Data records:
╔══

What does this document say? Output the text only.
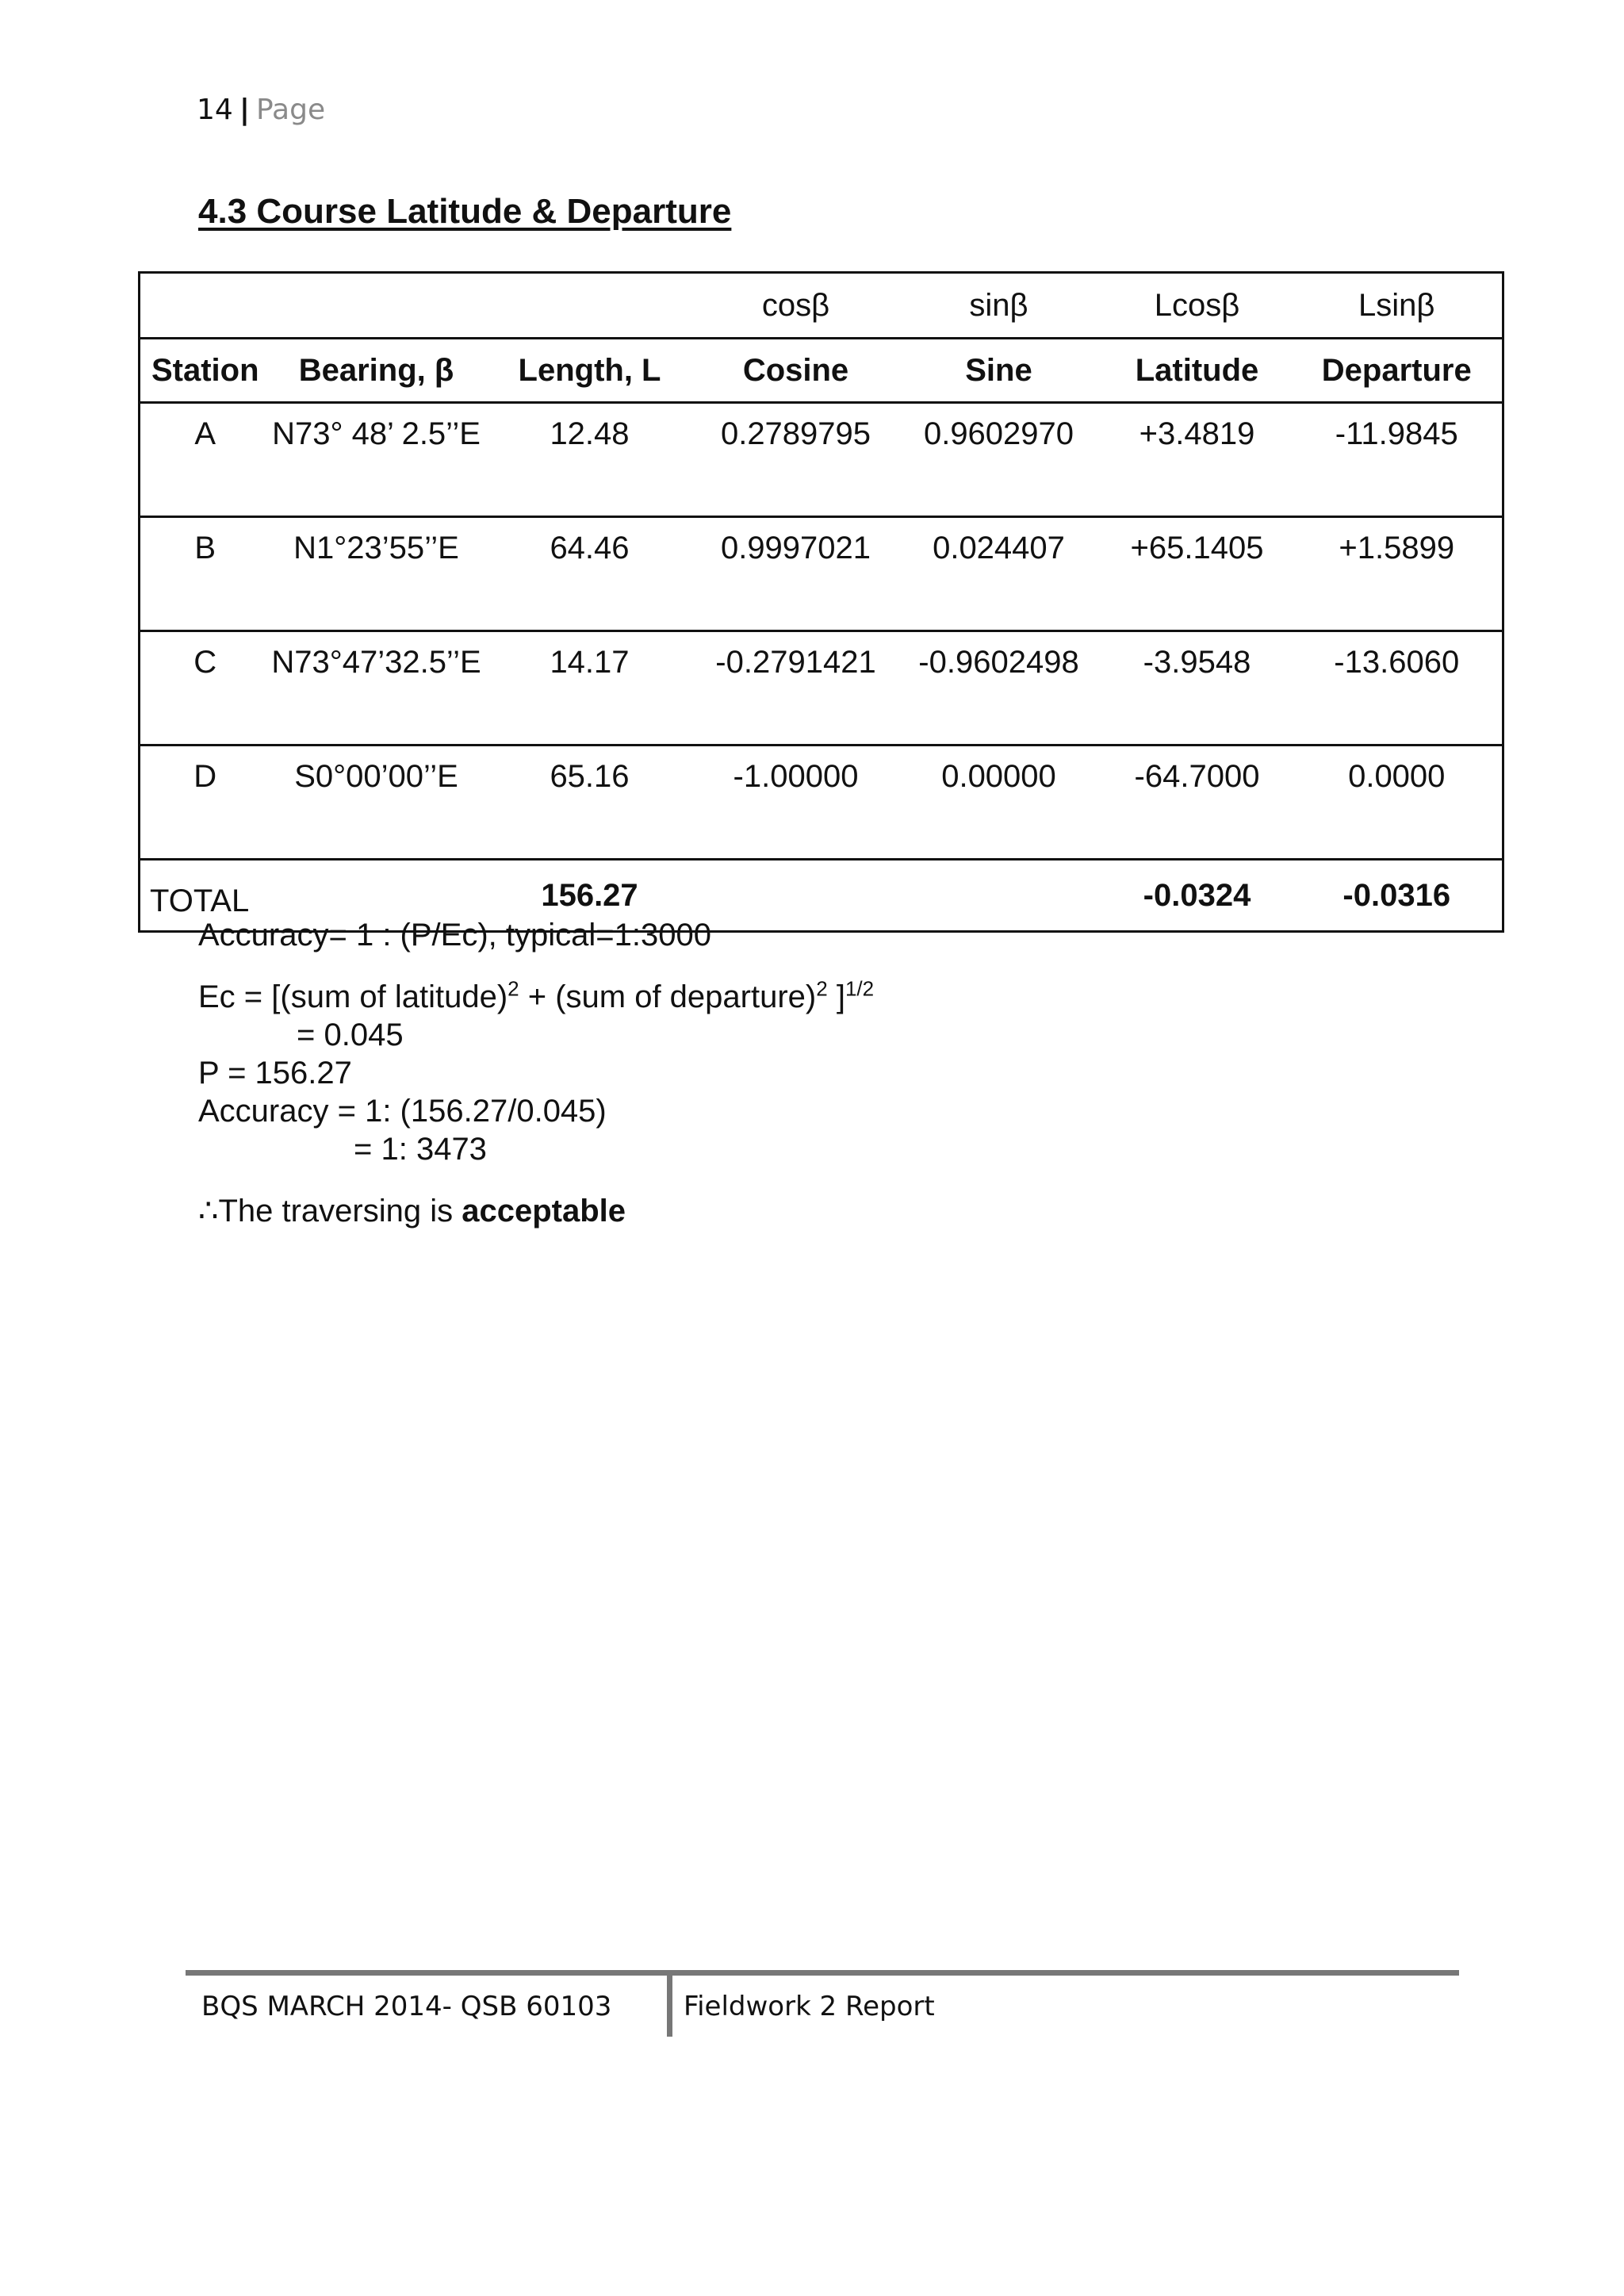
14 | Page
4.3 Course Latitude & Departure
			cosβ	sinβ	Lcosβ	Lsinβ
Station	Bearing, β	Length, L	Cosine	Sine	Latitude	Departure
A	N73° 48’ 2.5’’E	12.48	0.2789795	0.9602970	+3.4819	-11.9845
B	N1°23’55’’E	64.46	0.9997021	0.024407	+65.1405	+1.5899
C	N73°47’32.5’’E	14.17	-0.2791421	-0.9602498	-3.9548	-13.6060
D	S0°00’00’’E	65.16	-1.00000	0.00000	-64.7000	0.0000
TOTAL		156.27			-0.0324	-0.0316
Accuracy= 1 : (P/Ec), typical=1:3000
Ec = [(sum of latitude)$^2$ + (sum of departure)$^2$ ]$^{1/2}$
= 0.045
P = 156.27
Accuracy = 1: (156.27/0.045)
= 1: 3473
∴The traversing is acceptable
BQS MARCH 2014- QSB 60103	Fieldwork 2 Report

╚══

# The task
Quote each entry above verbatim and drop the pictures.

# The answer
What does this document say? Output the text only.
14 | Page
4.3 Course Latitude & Departure
			cosβ	sinβ	Lcosβ	Lsinβ
Station	Bearing, β	Length, L	Cosine	Sine	Latitude	Departure
A	N73° 48’ 2.5’’E	12.48	0.2789795	0.9602970	+3.4819	-11.9845
B	N1°23’55’’E	64.46	0.9997021	0.024407	+65.1405	+1.5899
C	N73°47’32.5’’E	14.17	-0.2791421	-0.9602498	-3.9548	-13.6060
D	S0°00’00’’E	65.16	-1.00000	0.00000	-64.7000	0.0000
TOTAL		156.27			-0.0324	-0.0316
Accuracy= 1 : (P/Ec), typical=1:3000
Ec = [(sum of latitude)$^2$ + (sum of departure)$^2$ ]$^{1/2}$
= 0.045
P = 156.27
Accuracy = 1: (156.27/0.045)
= 1: 3473
∴The traversing is acceptable
BQS MARCH 2014- QSB 60103	Fieldwork 2 Report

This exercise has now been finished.